Task instructions - Type out the data exactly as given. Skip any image.

-------

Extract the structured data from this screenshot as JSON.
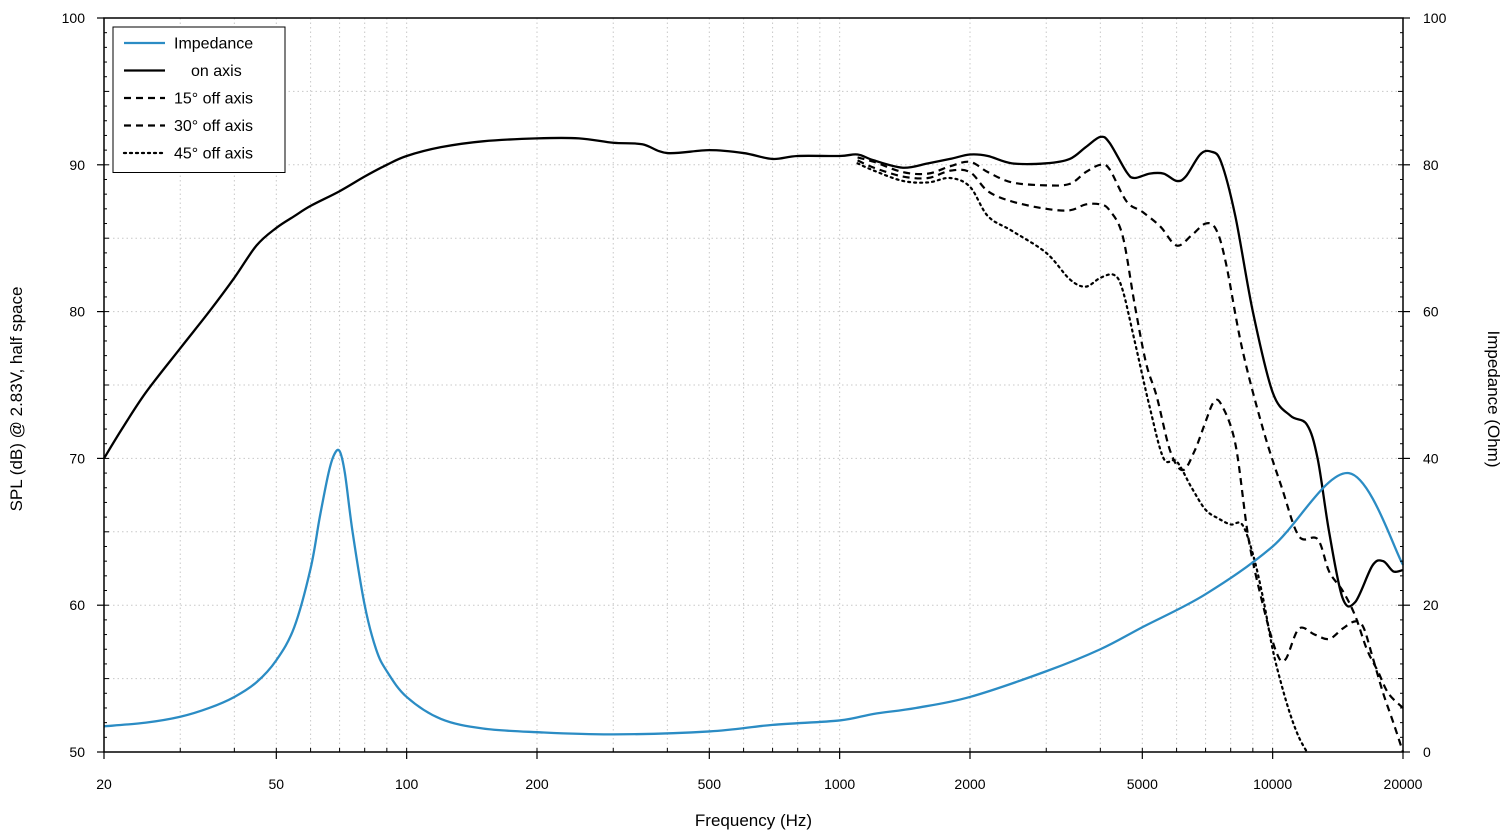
{
  "chart_data": {
    "type": "line",
    "title": "",
    "xlabel": "Frequency (Hz)",
    "ylabel": "SPL (dB) @ 2.83V, half space",
    "y2label": "Impedance (Ohm)",
    "x_scale": "log",
    "xlim": [
      20,
      20000
    ],
    "ylim": [
      50,
      100
    ],
    "y2lim": [
      0,
      100
    ],
    "grid": true,
    "legend_position": "top-left",
    "x_ticks": [
      20,
      50,
      100,
      200,
      500,
      1000,
      2000,
      5000,
      10000,
      20000
    ],
    "x_tick_labels": [
      "20",
      "50",
      "100",
      "200",
      "500",
      "1000",
      "2000",
      "5000",
      "10000",
      "20000"
    ],
    "y_ticks": [
      50,
      60,
      70,
      80,
      90,
      100
    ],
    "y_tick_labels": [
      "50",
      "60",
      "70",
      "80",
      "90",
      "100"
    ],
    "y2_ticks": [
      0,
      20,
      40,
      60,
      80,
      100
    ],
    "y2_tick_labels": [
      "0",
      "20",
      "40",
      "60",
      "80",
      "100"
    ],
    "series": [
      {
        "name": "Impedance",
        "axis": "right",
        "color": "#2b8cc4",
        "dash": "solid",
        "x": [
          20,
          25,
          30,
          35,
          40,
          45,
          50,
          55,
          60,
          63,
          66,
          68,
          70,
          72,
          75,
          80,
          85,
          90,
          100,
          120,
          150,
          200,
          300,
          500,
          700,
          1000,
          1200,
          1500,
          2000,
          3000,
          4000,
          5000,
          7000,
          10000,
          15000,
          20000
        ],
        "y": [
          3.5,
          4,
          4.8,
          6,
          7.5,
          9.5,
          12.5,
          17,
          25,
          32,
          38,
          40.5,
          41,
          38,
          30,
          20,
          14,
          11,
          7.5,
          4.5,
          3.2,
          2.7,
          2.4,
          2.8,
          3.7,
          4.3,
          5.2,
          6,
          7.5,
          11,
          14,
          17,
          21.5,
          28,
          38,
          25.5
        ]
      },
      {
        "name": "on axis",
        "axis": "left",
        "color": "#000000",
        "dash": "solid",
        "x": [
          20,
          22,
          25,
          30,
          35,
          40,
          45,
          50,
          55,
          60,
          70,
          80,
          90,
          100,
          120,
          150,
          200,
          250,
          300,
          350,
          400,
          500,
          600,
          700,
          800,
          1000,
          1100,
          1200,
          1400,
          1600,
          1800,
          2000,
          2200,
          2500,
          3000,
          3400,
          3700,
          4000,
          4200,
          4600,
          4800,
          5200,
          5600,
          6000,
          6300,
          6800,
          7200,
          7600,
          8200,
          9000,
          10000,
          11000,
          12000,
          12700,
          13500,
          14500,
          15500,
          17000,
          18000,
          19000,
          20000
        ],
        "y": [
          70,
          72,
          74.5,
          77.5,
          80,
          82.3,
          84.5,
          85.7,
          86.5,
          87.2,
          88.2,
          89.2,
          90,
          90.6,
          91.2,
          91.6,
          91.8,
          91.8,
          91.5,
          91.4,
          90.8,
          91,
          90.8,
          90.4,
          90.6,
          90.6,
          90.7,
          90.3,
          89.8,
          90.1,
          90.4,
          90.7,
          90.6,
          90.1,
          90.1,
          90.4,
          91.2,
          91.9,
          91.5,
          89.5,
          89.1,
          89.4,
          89.4,
          88.9,
          89.2,
          90.7,
          90.9,
          90.2,
          86.5,
          80,
          74.5,
          72.9,
          72.3,
          70,
          65,
          60.5,
          60.2,
          62.7,
          63,
          62.3,
          62.4
        ]
      },
      {
        "name": "15° off axis",
        "axis": "left",
        "color": "#000000",
        "dash": "dashed",
        "x": [
          1100,
          1200,
          1400,
          1600,
          1800,
          2000,
          2200,
          2500,
          3000,
          3400,
          3700,
          4000,
          4200,
          4600,
          5000,
          5500,
          6000,
          6500,
          7000,
          7400,
          7800,
          8500,
          9500,
          10500,
          11500,
          12700,
          13500,
          14500,
          15500,
          16500,
          17500,
          18500,
          20000
        ],
        "y": [
          90.5,
          90.2,
          89.5,
          89.4,
          89.9,
          90.2,
          89.5,
          88.8,
          88.6,
          88.7,
          89.5,
          90,
          89.7,
          87.5,
          86.8,
          85.8,
          84.5,
          85.2,
          86,
          85.6,
          83.3,
          77.5,
          72,
          68,
          64.7,
          64.5,
          62.3,
          61,
          59.3,
          57,
          55.5,
          54,
          53
        ]
      },
      {
        "name": "30° off axis",
        "axis": "left",
        "color": "#000000",
        "dash": "dashed",
        "x": [
          1100,
          1200,
          1400,
          1600,
          1800,
          2000,
          2200,
          2500,
          3000,
          3400,
          3700,
          4000,
          4200,
          4500,
          4800,
          5100,
          5400,
          5800,
          6200,
          6600,
          7000,
          7300,
          7600,
          8200,
          8800,
          9500,
          10200,
          10700,
          11500,
          12500,
          13500,
          14500,
          15500,
          16200,
          17000,
          18000,
          19000,
          20000
        ],
        "y": [
          90.3,
          89.8,
          89.2,
          89.1,
          89.6,
          89.5,
          88.2,
          87.5,
          87,
          86.9,
          87.3,
          87.3,
          86.9,
          85.2,
          80.5,
          76.5,
          74.2,
          70.5,
          69.2,
          70.5,
          72.5,
          73.8,
          73.7,
          71,
          64.5,
          60,
          56.8,
          56.3,
          58.4,
          58,
          57.7,
          58.4,
          58.9,
          58.5,
          56.5,
          54,
          52,
          50
        ]
      },
      {
        "name": "45° off axis",
        "axis": "left",
        "color": "#000000",
        "dash": "dotted",
        "x": [
          1100,
          1200,
          1400,
          1600,
          1800,
          2000,
          2200,
          2500,
          3000,
          3400,
          3700,
          4000,
          4300,
          4500,
          4800,
          5200,
          5600,
          6000,
          6500,
          7000,
          7500,
          8000,
          8500,
          9000,
          9500,
          10000,
          10500,
          11000,
          11500,
          12000
        ],
        "y": [
          90.1,
          89.6,
          88.9,
          88.8,
          89.1,
          88.5,
          86.5,
          85.5,
          84,
          82.2,
          81.7,
          82.3,
          82.5,
          81.5,
          78,
          73.5,
          70,
          69.8,
          68,
          66.5,
          65.9,
          65.5,
          65.5,
          63.5,
          60.5,
          57,
          54.5,
          52.5,
          51,
          50
        ]
      }
    ]
  }
}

-------

Answer in full -
Extract the structured data from this screenshot as JSON.
{
  "chart_data": {
    "type": "line",
    "title": "",
    "xlabel": "Frequency (Hz)",
    "ylabel": "SPL (dB) @ 2.83V, half space",
    "y2label": "Impedance (Ohm)",
    "x_scale": "log",
    "xlim": [
      20,
      20000
    ],
    "ylim": [
      50,
      100
    ],
    "y2lim": [
      0,
      100
    ],
    "grid": true,
    "legend_position": "top-left",
    "x_ticks": [
      20,
      50,
      100,
      200,
      500,
      1000,
      2000,
      5000,
      10000,
      20000
    ],
    "x_tick_labels": [
      "20",
      "50",
      "100",
      "200",
      "500",
      "1000",
      "2000",
      "5000",
      "10000",
      "20000"
    ],
    "y_ticks": [
      50,
      60,
      70,
      80,
      90,
      100
    ],
    "y_tick_labels": [
      "50",
      "60",
      "70",
      "80",
      "90",
      "100"
    ],
    "y2_ticks": [
      0,
      20,
      40,
      60,
      80,
      100
    ],
    "y2_tick_labels": [
      "0",
      "20",
      "40",
      "60",
      "80",
      "100"
    ],
    "series": [
      {
        "name": "Impedance",
        "axis": "right",
        "color": "#2b8cc4",
        "dash": "solid",
        "x": [
          20,
          25,
          30,
          35,
          40,
          45,
          50,
          55,
          60,
          63,
          66,
          68,
          70,
          72,
          75,
          80,
          85,
          90,
          100,
          120,
          150,
          200,
          300,
          500,
          700,
          1000,
          1200,
          1500,
          2000,
          3000,
          4000,
          5000,
          7000,
          10000,
          15000,
          20000
        ],
        "y": [
          3.5,
          4,
          4.8,
          6,
          7.5,
          9.5,
          12.5,
          17,
          25,
          32,
          38,
          40.5,
          41,
          38,
          30,
          20,
          14,
          11,
          7.5,
          4.5,
          3.2,
          2.7,
          2.4,
          2.8,
          3.7,
          4.3,
          5.2,
          6,
          7.5,
          11,
          14,
          17,
          21.5,
          28,
          38,
          25.5
        ]
      },
      {
        "name": "on axis",
        "axis": "left",
        "color": "#000000",
        "dash": "solid",
        "x": [
          20,
          22,
          25,
          30,
          35,
          40,
          45,
          50,
          55,
          60,
          70,
          80,
          90,
          100,
          120,
          150,
          200,
          250,
          300,
          350,
          400,
          500,
          600,
          700,
          800,
          1000,
          1100,
          1200,
          1400,
          1600,
          1800,
          2000,
          2200,
          2500,
          3000,
          3400,
          3700,
          4000,
          4200,
          4600,
          4800,
          5200,
          5600,
          6000,
          6300,
          6800,
          7200,
          7600,
          8200,
          9000,
          10000,
          11000,
          12000,
          12700,
          13500,
          14500,
          15500,
          17000,
          18000,
          19000,
          20000
        ],
        "y": [
          70,
          72,
          74.5,
          77.5,
          80,
          82.3,
          84.5,
          85.7,
          86.5,
          87.2,
          88.2,
          89.2,
          90,
          90.6,
          91.2,
          91.6,
          91.8,
          91.8,
          91.5,
          91.4,
          90.8,
          91,
          90.8,
          90.4,
          90.6,
          90.6,
          90.7,
          90.3,
          89.8,
          90.1,
          90.4,
          90.7,
          90.6,
          90.1,
          90.1,
          90.4,
          91.2,
          91.9,
          91.5,
          89.5,
          89.1,
          89.4,
          89.4,
          88.9,
          89.2,
          90.7,
          90.9,
          90.2,
          86.5,
          80,
          74.5,
          72.9,
          72.3,
          70,
          65,
          60.5,
          60.2,
          62.7,
          63,
          62.3,
          62.4
        ]
      },
      {
        "name": "15° off axis",
        "axis": "left",
        "color": "#000000",
        "dash": "dashed",
        "x": [
          1100,
          1200,
          1400,
          1600,
          1800,
          2000,
          2200,
          2500,
          3000,
          3400,
          3700,
          4000,
          4200,
          4600,
          5000,
          5500,
          6000,
          6500,
          7000,
          7400,
          7800,
          8500,
          9500,
          10500,
          11500,
          12700,
          13500,
          14500,
          15500,
          16500,
          17500,
          18500,
          20000
        ],
        "y": [
          90.5,
          90.2,
          89.5,
          89.4,
          89.9,
          90.2,
          89.5,
          88.8,
          88.6,
          88.7,
          89.5,
          90,
          89.7,
          87.5,
          86.8,
          85.8,
          84.5,
          85.2,
          86,
          85.6,
          83.3,
          77.5,
          72,
          68,
          64.7,
          64.5,
          62.3,
          61,
          59.3,
          57,
          55.5,
          54,
          53
        ]
      },
      {
        "name": "30° off axis",
        "axis": "left",
        "color": "#000000",
        "dash": "dashed",
        "x": [
          1100,
          1200,
          1400,
          1600,
          1800,
          2000,
          2200,
          2500,
          3000,
          3400,
          3700,
          4000,
          4200,
          4500,
          4800,
          5100,
          5400,
          5800,
          6200,
          6600,
          7000,
          7300,
          7600,
          8200,
          8800,
          9500,
          10200,
          10700,
          11500,
          12500,
          13500,
          14500,
          15500,
          16200,
          17000,
          18000,
          19000,
          20000
        ],
        "y": [
          90.3,
          89.8,
          89.2,
          89.1,
          89.6,
          89.5,
          88.2,
          87.5,
          87,
          86.9,
          87.3,
          87.3,
          86.9,
          85.2,
          80.5,
          76.5,
          74.2,
          70.5,
          69.2,
          70.5,
          72.5,
          73.8,
          73.7,
          71,
          64.5,
          60,
          56.8,
          56.3,
          58.4,
          58,
          57.7,
          58.4,
          58.9,
          58.5,
          56.5,
          54,
          52,
          50
        ]
      },
      {
        "name": "45° off axis",
        "axis": "left",
        "color": "#000000",
        "dash": "dotted",
        "x": [
          1100,
          1200,
          1400,
          1600,
          1800,
          2000,
          2200,
          2500,
          3000,
          3400,
          3700,
          4000,
          4300,
          4500,
          4800,
          5200,
          5600,
          6000,
          6500,
          7000,
          7500,
          8000,
          8500,
          9000,
          9500,
          10000,
          10500,
          11000,
          11500,
          12000
        ],
        "y": [
          90.1,
          89.6,
          88.9,
          88.8,
          89.1,
          88.5,
          86.5,
          85.5,
          84,
          82.2,
          81.7,
          82.3,
          82.5,
          81.5,
          78,
          73.5,
          70,
          69.8,
          68,
          66.5,
          65.9,
          65.5,
          65.5,
          63.5,
          60.5,
          57,
          54.5,
          52.5,
          51,
          50
        ]
      }
    ]
  }
}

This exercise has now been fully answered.